Your objective — From the entries below, copy every line where the string "username" appears.

Dataset records
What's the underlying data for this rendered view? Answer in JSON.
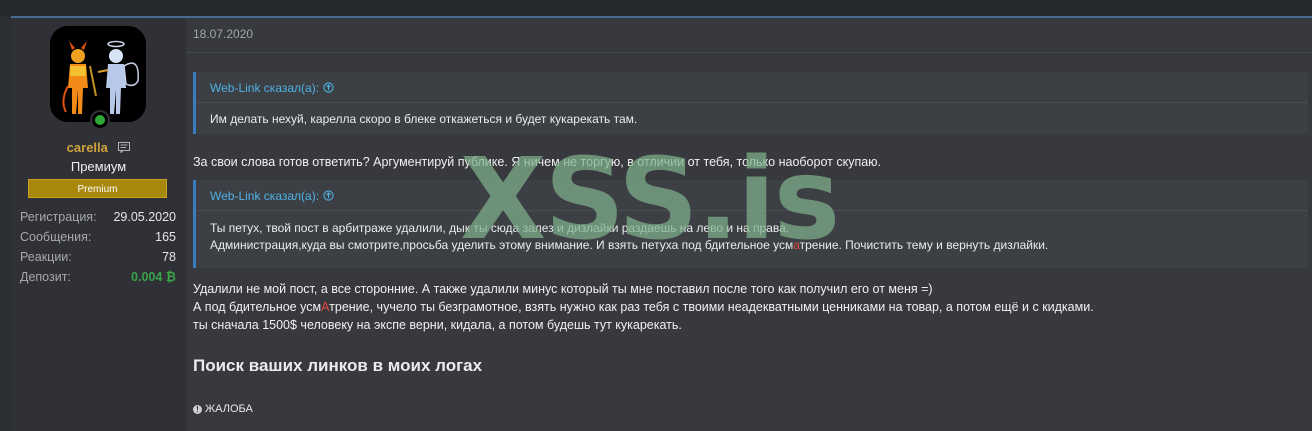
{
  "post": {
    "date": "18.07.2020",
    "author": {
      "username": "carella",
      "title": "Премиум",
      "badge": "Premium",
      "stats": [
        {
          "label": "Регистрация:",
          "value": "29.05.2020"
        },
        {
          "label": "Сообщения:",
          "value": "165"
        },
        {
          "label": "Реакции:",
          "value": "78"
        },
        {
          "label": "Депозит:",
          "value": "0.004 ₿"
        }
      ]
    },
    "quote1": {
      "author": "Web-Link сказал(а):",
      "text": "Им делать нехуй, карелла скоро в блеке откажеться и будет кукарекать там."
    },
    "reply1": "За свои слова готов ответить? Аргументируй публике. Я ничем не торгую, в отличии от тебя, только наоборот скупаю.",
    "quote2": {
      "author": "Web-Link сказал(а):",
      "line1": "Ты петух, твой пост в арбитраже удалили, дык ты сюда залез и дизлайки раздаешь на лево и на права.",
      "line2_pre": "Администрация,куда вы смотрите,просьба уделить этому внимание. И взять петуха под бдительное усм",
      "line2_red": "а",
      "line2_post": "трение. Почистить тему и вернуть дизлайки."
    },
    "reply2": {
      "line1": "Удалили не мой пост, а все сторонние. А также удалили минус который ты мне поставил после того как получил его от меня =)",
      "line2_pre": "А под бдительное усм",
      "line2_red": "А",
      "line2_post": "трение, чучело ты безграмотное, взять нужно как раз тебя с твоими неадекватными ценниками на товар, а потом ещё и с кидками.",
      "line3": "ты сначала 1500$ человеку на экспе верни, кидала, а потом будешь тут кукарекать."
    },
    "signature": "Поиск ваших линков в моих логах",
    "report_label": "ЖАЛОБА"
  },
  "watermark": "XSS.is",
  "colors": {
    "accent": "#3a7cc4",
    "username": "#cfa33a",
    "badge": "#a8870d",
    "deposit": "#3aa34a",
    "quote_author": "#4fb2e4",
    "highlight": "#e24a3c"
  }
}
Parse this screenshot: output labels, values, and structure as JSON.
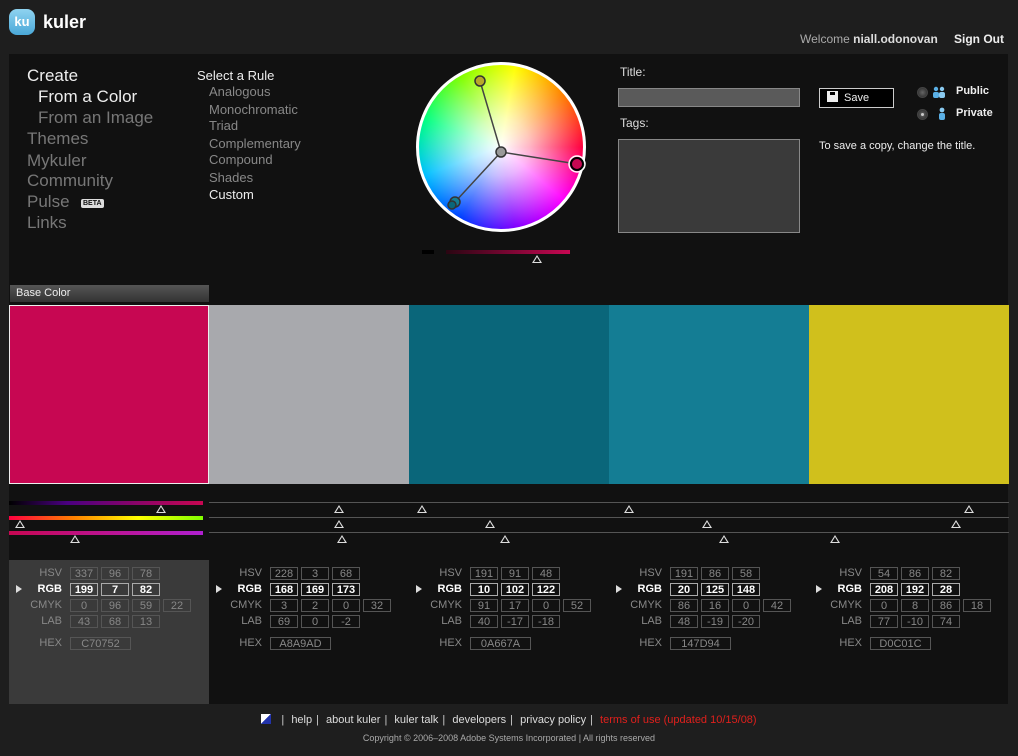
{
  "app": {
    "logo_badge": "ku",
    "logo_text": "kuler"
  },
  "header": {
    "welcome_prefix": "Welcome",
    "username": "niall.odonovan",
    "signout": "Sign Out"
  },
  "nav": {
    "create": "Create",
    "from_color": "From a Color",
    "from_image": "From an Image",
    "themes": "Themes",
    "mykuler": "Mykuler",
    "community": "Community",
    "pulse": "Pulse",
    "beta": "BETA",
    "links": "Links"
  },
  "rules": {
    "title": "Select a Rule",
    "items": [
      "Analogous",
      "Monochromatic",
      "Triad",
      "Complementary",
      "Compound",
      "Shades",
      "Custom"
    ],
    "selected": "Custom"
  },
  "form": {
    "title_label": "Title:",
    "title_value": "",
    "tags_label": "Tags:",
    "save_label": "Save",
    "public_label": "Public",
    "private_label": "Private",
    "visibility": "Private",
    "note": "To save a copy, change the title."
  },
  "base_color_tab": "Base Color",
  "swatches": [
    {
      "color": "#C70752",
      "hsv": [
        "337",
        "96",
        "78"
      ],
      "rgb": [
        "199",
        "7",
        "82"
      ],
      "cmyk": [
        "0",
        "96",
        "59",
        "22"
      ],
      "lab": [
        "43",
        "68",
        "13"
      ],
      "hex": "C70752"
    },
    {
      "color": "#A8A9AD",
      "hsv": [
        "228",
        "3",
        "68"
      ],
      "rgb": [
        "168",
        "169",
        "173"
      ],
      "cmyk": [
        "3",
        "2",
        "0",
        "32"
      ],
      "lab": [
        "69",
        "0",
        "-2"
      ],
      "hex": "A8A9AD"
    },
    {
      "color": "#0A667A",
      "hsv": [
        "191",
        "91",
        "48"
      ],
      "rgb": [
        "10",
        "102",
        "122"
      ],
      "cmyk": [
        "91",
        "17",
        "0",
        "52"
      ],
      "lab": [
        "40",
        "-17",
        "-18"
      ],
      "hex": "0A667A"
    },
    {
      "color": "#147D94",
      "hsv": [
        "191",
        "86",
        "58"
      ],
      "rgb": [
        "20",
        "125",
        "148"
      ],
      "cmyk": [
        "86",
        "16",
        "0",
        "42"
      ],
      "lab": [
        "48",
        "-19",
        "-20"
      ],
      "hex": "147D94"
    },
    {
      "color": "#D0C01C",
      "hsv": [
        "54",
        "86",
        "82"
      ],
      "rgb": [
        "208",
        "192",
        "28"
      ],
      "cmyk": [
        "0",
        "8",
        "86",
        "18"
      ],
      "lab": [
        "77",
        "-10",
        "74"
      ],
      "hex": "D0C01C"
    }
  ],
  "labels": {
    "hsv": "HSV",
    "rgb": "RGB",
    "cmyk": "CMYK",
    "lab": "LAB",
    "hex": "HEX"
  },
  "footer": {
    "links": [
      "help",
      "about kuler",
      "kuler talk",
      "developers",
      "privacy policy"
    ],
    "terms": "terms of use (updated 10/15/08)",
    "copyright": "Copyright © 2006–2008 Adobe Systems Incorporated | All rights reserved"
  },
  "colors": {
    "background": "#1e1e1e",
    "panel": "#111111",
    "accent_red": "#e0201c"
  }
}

Answer to this task —
      "username": "carella",
    "username": "#cfa33a",
    "username": "niall.odonovan",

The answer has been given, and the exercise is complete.